- **GOAL**
Extract each line where the string "комиссией" shows up.

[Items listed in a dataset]
•••••
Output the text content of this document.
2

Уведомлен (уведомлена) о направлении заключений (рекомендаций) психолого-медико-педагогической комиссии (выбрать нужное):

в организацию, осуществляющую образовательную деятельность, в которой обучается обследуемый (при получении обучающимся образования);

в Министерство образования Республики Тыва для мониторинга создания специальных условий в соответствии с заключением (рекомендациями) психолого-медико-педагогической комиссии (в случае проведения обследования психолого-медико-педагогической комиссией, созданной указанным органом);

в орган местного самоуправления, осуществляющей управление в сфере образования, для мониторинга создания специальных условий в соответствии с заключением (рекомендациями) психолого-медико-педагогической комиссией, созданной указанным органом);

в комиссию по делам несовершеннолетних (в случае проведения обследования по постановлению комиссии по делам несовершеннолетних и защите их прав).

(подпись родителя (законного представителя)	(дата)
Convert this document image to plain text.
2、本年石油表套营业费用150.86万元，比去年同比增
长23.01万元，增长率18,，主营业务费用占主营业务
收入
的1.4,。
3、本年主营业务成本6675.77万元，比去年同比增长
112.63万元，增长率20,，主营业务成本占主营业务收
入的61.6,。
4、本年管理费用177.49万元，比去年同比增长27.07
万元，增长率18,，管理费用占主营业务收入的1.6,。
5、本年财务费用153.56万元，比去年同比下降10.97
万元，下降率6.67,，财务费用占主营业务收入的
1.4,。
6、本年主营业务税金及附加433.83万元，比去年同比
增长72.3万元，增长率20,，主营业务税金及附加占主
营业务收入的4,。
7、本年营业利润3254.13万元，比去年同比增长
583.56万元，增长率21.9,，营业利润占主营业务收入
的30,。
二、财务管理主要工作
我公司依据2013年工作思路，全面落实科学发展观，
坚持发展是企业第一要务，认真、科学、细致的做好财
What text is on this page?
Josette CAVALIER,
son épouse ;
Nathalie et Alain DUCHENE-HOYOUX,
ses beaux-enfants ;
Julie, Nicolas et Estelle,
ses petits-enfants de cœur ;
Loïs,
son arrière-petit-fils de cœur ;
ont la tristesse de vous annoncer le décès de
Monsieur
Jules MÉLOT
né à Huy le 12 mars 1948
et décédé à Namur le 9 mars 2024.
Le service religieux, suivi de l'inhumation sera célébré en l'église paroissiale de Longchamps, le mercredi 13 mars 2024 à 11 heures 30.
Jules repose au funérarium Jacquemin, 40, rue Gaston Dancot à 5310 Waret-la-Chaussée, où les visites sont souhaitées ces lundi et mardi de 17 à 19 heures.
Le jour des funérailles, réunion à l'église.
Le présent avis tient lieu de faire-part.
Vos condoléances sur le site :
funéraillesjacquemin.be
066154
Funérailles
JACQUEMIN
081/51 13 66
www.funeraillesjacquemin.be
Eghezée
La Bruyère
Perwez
•••••
- **SOLUTION BELOW**
в Министерство образования Республики Тыва для мониторинга создания специальных условий в соответствии с заключением (рекомендациями) психолого-медико-педагогической комиссии (в случае проведения обследования психолого-медико-педагогической комиссией, созданной указанным органом);
в орган местного самоуправления, осуществляющей управление в сфере образования, для мониторинга создания специальных условий в соответствии с заключением (рекомендациями) психолого-медико-педагогической комиссией, созданной указанным органом);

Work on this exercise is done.